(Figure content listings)
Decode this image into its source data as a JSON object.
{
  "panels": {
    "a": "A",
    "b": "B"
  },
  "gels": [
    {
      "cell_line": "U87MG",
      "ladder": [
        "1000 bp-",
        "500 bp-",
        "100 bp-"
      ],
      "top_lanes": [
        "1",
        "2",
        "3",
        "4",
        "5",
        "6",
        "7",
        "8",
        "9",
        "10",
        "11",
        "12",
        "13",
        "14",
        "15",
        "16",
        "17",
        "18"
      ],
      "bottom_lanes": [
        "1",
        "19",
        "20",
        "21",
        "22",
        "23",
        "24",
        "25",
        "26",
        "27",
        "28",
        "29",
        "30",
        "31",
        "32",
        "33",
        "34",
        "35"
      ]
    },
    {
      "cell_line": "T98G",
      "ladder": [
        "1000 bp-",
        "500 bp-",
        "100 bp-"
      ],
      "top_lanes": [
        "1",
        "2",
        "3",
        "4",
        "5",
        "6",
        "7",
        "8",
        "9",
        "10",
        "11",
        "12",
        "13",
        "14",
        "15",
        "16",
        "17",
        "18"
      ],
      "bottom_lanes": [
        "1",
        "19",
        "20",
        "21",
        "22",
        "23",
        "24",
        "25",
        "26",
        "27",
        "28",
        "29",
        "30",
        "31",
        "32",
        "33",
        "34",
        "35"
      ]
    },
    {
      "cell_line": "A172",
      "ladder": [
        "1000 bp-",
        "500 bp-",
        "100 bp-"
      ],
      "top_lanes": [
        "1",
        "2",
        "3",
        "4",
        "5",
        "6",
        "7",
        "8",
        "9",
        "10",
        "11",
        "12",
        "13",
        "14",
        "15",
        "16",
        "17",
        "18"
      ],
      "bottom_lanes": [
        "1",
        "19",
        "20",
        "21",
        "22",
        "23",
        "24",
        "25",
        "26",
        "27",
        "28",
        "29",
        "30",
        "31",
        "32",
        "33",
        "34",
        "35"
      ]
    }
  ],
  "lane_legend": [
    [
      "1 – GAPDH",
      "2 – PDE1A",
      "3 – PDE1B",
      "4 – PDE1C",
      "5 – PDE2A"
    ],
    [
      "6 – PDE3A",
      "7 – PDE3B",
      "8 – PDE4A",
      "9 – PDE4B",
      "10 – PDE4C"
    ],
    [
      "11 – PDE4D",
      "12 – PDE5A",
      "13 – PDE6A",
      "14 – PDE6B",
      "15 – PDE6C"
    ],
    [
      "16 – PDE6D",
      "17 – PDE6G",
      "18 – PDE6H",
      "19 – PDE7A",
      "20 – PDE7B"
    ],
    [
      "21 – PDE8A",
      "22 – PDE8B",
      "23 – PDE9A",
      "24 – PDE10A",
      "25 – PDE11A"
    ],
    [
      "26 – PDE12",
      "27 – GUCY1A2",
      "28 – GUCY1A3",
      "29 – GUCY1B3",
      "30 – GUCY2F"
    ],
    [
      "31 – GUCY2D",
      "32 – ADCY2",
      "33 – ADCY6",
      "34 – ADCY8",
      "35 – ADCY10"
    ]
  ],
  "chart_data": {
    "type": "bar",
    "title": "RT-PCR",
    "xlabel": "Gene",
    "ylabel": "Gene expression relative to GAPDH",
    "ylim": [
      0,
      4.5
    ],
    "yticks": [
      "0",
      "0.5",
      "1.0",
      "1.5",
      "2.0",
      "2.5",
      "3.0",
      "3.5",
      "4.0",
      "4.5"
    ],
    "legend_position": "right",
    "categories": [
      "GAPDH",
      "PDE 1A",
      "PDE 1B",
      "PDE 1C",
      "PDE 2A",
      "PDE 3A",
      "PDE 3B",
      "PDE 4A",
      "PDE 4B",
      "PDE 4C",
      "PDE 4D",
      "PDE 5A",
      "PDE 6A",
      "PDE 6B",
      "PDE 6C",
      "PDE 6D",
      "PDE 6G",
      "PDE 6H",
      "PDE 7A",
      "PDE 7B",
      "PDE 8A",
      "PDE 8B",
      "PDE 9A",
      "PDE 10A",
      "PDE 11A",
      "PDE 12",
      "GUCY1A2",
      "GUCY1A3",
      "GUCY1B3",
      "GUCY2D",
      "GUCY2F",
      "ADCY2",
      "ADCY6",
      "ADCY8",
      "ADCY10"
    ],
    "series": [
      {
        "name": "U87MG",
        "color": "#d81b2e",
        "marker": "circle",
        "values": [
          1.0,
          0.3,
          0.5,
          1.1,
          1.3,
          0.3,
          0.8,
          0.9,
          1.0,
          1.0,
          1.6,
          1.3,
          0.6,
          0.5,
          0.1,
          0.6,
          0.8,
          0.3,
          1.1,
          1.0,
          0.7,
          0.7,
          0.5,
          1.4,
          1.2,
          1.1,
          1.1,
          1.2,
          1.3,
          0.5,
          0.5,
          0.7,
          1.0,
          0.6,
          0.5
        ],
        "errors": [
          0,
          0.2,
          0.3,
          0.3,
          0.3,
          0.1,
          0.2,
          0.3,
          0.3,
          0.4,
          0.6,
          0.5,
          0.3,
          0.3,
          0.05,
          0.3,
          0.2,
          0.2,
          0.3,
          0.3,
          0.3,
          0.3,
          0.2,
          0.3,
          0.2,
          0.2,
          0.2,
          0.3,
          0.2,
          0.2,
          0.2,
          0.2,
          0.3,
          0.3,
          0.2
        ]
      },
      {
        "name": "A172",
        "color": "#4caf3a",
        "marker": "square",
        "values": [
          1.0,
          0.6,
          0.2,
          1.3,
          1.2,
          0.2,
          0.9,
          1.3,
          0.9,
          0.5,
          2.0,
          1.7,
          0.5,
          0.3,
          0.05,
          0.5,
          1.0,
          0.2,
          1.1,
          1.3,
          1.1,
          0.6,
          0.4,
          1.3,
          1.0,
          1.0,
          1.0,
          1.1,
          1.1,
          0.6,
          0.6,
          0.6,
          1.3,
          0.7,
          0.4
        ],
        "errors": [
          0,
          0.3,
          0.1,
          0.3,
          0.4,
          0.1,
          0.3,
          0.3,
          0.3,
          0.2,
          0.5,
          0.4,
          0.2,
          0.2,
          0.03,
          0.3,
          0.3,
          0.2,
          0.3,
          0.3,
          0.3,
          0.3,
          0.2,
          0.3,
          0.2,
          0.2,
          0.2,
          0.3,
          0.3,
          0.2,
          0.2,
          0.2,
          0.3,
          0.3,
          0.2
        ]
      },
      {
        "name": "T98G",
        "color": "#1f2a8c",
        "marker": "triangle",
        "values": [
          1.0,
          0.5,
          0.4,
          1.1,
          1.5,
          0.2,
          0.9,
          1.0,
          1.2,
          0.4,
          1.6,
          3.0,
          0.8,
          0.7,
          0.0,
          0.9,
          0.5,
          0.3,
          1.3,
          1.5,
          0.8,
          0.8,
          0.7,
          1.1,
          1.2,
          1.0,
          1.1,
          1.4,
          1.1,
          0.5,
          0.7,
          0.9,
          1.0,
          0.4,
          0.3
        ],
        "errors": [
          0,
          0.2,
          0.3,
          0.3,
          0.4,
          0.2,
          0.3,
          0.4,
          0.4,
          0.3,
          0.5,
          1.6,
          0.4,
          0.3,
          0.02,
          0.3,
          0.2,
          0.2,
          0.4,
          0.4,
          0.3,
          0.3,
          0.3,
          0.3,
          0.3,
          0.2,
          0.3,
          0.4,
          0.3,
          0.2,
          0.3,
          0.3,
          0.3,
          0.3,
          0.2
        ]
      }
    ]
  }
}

(Given exercise)
Select and copy every line of the material that holds the string "GAPDH".

(Response to the task)
      "1 – GAPDH",
    "ylabel": "Gene expression relative to GAPDH",
      "GAPDH",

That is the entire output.